> **Provided records**
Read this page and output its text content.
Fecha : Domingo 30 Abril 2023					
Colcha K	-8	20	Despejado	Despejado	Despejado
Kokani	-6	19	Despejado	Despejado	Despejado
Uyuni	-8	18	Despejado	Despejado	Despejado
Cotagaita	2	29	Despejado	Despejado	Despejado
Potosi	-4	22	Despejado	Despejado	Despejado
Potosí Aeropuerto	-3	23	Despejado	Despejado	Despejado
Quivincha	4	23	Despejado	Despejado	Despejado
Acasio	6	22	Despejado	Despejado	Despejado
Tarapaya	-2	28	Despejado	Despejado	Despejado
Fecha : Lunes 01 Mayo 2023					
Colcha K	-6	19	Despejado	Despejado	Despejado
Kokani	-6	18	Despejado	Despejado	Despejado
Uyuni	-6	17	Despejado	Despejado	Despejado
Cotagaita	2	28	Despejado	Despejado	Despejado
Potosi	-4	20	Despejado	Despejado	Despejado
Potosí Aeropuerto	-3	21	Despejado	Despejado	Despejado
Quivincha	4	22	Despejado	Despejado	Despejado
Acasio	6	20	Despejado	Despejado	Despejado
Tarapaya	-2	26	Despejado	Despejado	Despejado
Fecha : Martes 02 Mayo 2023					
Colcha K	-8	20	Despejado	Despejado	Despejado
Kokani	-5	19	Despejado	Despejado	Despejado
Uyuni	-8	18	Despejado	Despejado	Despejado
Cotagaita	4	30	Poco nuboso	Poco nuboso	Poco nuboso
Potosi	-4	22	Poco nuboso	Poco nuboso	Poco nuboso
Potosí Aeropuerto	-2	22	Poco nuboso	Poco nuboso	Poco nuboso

> **Job**
Write the material out again in its entirety, exactly as shown.

> **Reply**
Read this page and output its text content.
Fecha : Domingo 30 Abril 2023					
Colcha K	-8	20	Despejado	Despejado	Despejado
Kokani	-6	19	Despejado	Despejado	Despejado
Uyuni	-8	18	Despejado	Despejado	Despejado
Cotagaita	2	29	Despejado	Despejado	Despejado
Potosi	-4	22	Despejado	Despejado	Despejado
Potosí Aeropuerto	-3	23	Despejado	Despejado	Despejado
Quivincha	4	23	Despejado	Despejado	Despejado
Acasio	6	22	Despejado	Despejado	Despejado
Tarapaya	-2	28	Despejado	Despejado	Despejado
Fecha : Lunes 01 Mayo 2023					
Colcha K	-6	19	Despejado	Despejado	Despejado
Kokani	-6	18	Despejado	Despejado	Despejado
Uyuni	-6	17	Despejado	Despejado	Despejado
Cotagaita	2	28	Despejado	Despejado	Despejado
Potosi	-4	20	Despejado	Despejado	Despejado
Potosí Aeropuerto	-3	21	Despejado	Despejado	Despejado
Quivincha	4	22	Despejado	Despejado	Despejado
Acasio	6	20	Despejado	Despejado	Despejado
Tarapaya	-2	26	Despejado	Despejado	Despejado
Fecha : Martes 02 Mayo 2023					
Colcha K	-8	20	Despejado	Despejado	Despejado
Kokani	-5	19	Despejado	Despejado	Despejado
Uyuni	-8	18	Despejado	Despejado	Despejado
Cotagaita	4	30	Poco nuboso	Poco nuboso	Poco nuboso
Potosi	-4	22	Poco nuboso	Poco nuboso	Poco nuboso
Potosí Aeropuerto	-2	22	Poco nuboso	Poco nuboso	Poco nuboso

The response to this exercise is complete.